----- LISTING
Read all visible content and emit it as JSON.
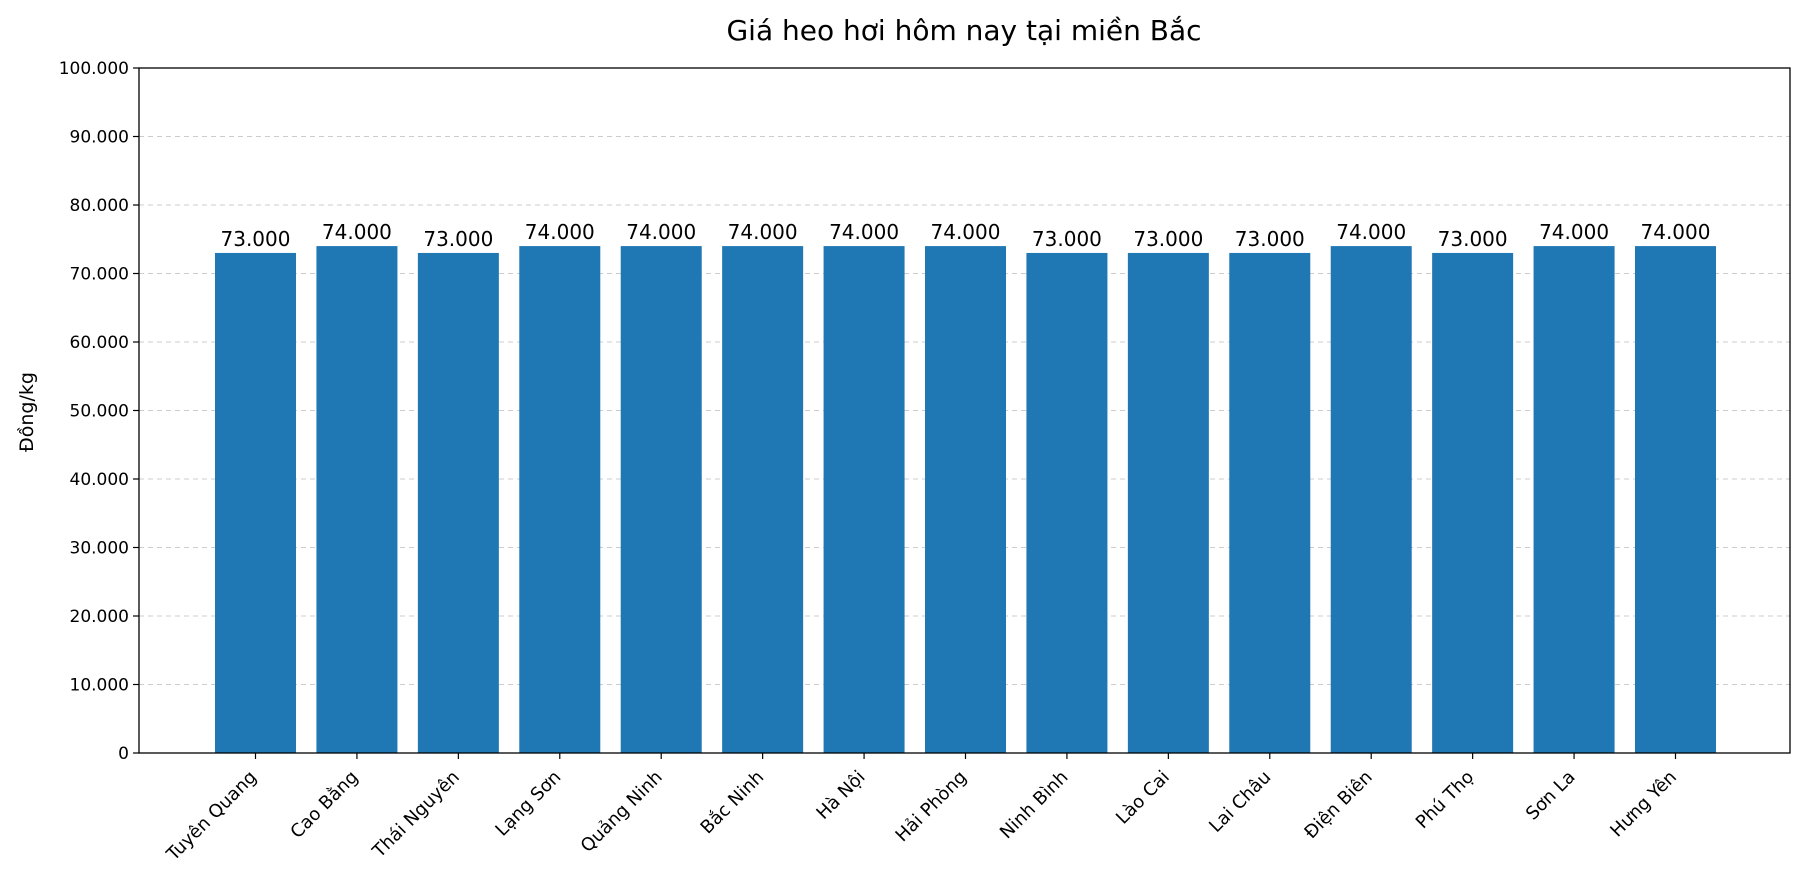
{
  "chart_data": {
    "type": "bar",
    "title": "Giá heo hơi hôm nay tại miền Bắc",
    "xlabel": "",
    "ylabel": "Đồng/kg",
    "ylim": [
      0,
      100000
    ],
    "yticks": [
      0,
      10000,
      20000,
      30000,
      40000,
      50000,
      60000,
      70000,
      80000,
      90000,
      100000
    ],
    "ytick_labels": [
      "0",
      "10.000",
      "20.000",
      "30.000",
      "40.000",
      "50.000",
      "60.000",
      "70.000",
      "80.000",
      "90.000",
      "100.000"
    ],
    "grid": "y-dashed",
    "bar_color": "#1f77b4",
    "categories": [
      "Tuyên Quang",
      "Cao Bằng",
      "Thái Nguyên",
      "Lạng Sơn",
      "Quảng Ninh",
      "Bắc Ninh",
      "Hà Nội",
      "Hải Phòng",
      "Ninh Bình",
      "Lào Cai",
      "Lai Châu",
      "Điện Biên",
      "Phú Thọ",
      "Sơn La",
      "Hưng Yên"
    ],
    "values": [
      73000,
      74000,
      73000,
      74000,
      74000,
      74000,
      74000,
      74000,
      73000,
      73000,
      73000,
      74000,
      73000,
      74000,
      74000
    ],
    "value_labels": [
      "73.000",
      "74.000",
      "73.000",
      "74.000",
      "74.000",
      "74.000",
      "74.000",
      "74.000",
      "73.000",
      "73.000",
      "73.000",
      "74.000",
      "73.000",
      "74.000",
      "74.000"
    ]
  }
}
----------
TO BE DONE: Every entry must be reproduced exactly, with the images left out.

EXERCISE RESULT:
Read all visible content and emit it as JSON.
{
  "chart_data": {
    "type": "bar",
    "title": "Giá heo hơi hôm nay tại miền Bắc",
    "xlabel": "",
    "ylabel": "Đồng/kg",
    "ylim": [
      0,
      100000
    ],
    "yticks": [
      0,
      10000,
      20000,
      30000,
      40000,
      50000,
      60000,
      70000,
      80000,
      90000,
      100000
    ],
    "ytick_labels": [
      "0",
      "10.000",
      "20.000",
      "30.000",
      "40.000",
      "50.000",
      "60.000",
      "70.000",
      "80.000",
      "90.000",
      "100.000"
    ],
    "grid": "y-dashed",
    "bar_color": "#1f77b4",
    "categories": [
      "Tuyên Quang",
      "Cao Bằng",
      "Thái Nguyên",
      "Lạng Sơn",
      "Quảng Ninh",
      "Bắc Ninh",
      "Hà Nội",
      "Hải Phòng",
      "Ninh Bình",
      "Lào Cai",
      "Lai Châu",
      "Điện Biên",
      "Phú Thọ",
      "Sơn La",
      "Hưng Yên"
    ],
    "values": [
      73000,
      74000,
      73000,
      74000,
      74000,
      74000,
      74000,
      74000,
      73000,
      73000,
      73000,
      74000,
      73000,
      74000,
      74000
    ],
    "value_labels": [
      "73.000",
      "74.000",
      "73.000",
      "74.000",
      "74.000",
      "74.000",
      "74.000",
      "74.000",
      "73.000",
      "73.000",
      "73.000",
      "74.000",
      "73.000",
      "74.000",
      "74.000"
    ]
  }
}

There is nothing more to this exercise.